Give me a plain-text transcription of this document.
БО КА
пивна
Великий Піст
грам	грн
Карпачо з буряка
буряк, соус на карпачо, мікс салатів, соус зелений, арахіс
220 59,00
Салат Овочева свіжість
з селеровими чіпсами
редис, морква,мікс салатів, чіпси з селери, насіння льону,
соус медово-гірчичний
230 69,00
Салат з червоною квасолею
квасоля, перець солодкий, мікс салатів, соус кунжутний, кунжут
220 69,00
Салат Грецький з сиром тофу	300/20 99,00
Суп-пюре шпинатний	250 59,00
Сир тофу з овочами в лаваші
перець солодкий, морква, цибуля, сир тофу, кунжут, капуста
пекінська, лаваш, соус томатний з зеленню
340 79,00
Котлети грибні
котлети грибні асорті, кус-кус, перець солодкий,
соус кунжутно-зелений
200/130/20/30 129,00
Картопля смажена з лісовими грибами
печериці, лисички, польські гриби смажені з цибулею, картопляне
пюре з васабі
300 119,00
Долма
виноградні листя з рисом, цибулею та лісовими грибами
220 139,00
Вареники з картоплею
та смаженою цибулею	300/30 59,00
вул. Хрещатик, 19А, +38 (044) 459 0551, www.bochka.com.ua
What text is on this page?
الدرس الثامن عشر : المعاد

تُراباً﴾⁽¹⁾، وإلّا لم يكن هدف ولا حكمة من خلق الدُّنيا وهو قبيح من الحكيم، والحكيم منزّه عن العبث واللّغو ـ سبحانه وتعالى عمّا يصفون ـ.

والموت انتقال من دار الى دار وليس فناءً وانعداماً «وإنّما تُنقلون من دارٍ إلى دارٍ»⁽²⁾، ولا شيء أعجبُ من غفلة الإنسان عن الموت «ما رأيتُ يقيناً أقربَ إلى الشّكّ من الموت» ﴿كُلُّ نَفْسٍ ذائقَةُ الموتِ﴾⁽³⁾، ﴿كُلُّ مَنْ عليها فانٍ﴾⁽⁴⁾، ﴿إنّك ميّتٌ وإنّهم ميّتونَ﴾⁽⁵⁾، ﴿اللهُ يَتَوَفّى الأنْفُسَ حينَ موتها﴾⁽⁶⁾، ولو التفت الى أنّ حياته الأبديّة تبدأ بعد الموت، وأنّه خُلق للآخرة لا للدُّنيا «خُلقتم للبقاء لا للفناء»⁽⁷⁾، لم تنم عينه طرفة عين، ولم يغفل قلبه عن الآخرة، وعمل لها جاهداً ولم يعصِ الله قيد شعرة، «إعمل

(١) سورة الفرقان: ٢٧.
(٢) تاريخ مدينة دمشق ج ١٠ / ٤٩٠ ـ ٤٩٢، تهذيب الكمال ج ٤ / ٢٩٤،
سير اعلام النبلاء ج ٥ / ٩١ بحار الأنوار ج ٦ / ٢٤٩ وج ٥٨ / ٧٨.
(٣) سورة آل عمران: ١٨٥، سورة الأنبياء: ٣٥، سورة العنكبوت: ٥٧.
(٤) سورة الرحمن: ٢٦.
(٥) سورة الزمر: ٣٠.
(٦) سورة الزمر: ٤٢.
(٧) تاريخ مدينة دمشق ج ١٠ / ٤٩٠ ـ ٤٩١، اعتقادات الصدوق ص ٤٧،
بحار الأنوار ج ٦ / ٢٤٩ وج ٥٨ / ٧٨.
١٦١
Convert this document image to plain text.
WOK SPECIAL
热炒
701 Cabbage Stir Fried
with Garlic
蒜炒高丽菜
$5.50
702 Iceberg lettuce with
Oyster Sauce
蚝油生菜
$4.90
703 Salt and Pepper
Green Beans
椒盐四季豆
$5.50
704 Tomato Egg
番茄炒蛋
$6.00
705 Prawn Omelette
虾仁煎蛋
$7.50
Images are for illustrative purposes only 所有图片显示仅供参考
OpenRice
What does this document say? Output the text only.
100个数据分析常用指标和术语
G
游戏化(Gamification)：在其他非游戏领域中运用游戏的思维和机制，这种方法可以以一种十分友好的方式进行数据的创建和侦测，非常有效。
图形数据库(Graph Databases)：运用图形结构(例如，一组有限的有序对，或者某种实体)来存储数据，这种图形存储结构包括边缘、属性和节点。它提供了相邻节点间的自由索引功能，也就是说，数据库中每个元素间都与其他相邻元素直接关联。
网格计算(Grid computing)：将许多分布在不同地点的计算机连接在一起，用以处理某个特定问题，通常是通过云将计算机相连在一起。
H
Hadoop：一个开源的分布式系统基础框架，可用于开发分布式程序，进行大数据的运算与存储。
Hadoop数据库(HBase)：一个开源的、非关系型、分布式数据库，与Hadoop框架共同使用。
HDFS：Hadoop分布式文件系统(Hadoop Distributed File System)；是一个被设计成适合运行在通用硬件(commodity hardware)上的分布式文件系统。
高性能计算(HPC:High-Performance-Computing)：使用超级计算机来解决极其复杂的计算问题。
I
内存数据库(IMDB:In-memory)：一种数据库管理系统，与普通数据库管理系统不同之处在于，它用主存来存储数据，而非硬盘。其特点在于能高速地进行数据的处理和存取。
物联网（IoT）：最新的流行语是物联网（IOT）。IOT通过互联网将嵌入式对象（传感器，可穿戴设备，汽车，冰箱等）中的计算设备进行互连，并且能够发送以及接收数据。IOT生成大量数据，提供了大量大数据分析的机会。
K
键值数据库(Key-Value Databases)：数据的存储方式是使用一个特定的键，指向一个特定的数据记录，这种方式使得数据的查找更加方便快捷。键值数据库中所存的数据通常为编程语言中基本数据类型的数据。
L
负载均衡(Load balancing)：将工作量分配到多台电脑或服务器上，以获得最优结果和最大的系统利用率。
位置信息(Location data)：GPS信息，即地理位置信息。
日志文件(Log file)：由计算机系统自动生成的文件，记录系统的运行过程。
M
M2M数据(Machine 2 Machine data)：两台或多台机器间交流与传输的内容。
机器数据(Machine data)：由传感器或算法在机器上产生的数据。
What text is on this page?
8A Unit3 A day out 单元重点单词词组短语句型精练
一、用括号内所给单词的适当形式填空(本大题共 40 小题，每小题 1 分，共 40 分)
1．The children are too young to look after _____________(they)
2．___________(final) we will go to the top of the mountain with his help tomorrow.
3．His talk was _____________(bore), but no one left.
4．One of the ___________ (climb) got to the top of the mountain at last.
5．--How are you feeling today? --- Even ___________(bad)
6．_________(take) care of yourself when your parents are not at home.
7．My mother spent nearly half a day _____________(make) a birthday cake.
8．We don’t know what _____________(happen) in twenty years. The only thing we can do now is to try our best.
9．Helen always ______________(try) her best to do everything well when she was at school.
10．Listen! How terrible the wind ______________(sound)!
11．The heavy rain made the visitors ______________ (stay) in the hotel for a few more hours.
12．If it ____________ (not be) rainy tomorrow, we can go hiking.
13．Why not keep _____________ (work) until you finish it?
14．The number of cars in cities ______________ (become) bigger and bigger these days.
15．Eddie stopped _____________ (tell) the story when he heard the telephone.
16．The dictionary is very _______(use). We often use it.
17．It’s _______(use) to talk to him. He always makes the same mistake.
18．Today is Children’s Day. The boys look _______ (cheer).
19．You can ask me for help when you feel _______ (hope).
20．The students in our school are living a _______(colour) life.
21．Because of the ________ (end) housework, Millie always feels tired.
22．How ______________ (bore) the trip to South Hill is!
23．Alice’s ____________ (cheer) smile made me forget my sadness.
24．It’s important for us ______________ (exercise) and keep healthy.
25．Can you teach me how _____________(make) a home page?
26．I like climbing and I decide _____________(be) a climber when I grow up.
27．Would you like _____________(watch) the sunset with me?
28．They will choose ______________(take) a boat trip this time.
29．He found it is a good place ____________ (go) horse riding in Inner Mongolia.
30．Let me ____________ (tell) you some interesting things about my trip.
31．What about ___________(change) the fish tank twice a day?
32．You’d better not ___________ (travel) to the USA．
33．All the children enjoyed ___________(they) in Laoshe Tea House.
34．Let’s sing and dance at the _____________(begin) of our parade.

--------------------------------

● Task goal
Copy every line above in which the string "like" shows up.

● Response below
26．I like climbing and I decide _____________(be) a climber when I grow up.
27．Would you like _____________(watch) the sunset with me?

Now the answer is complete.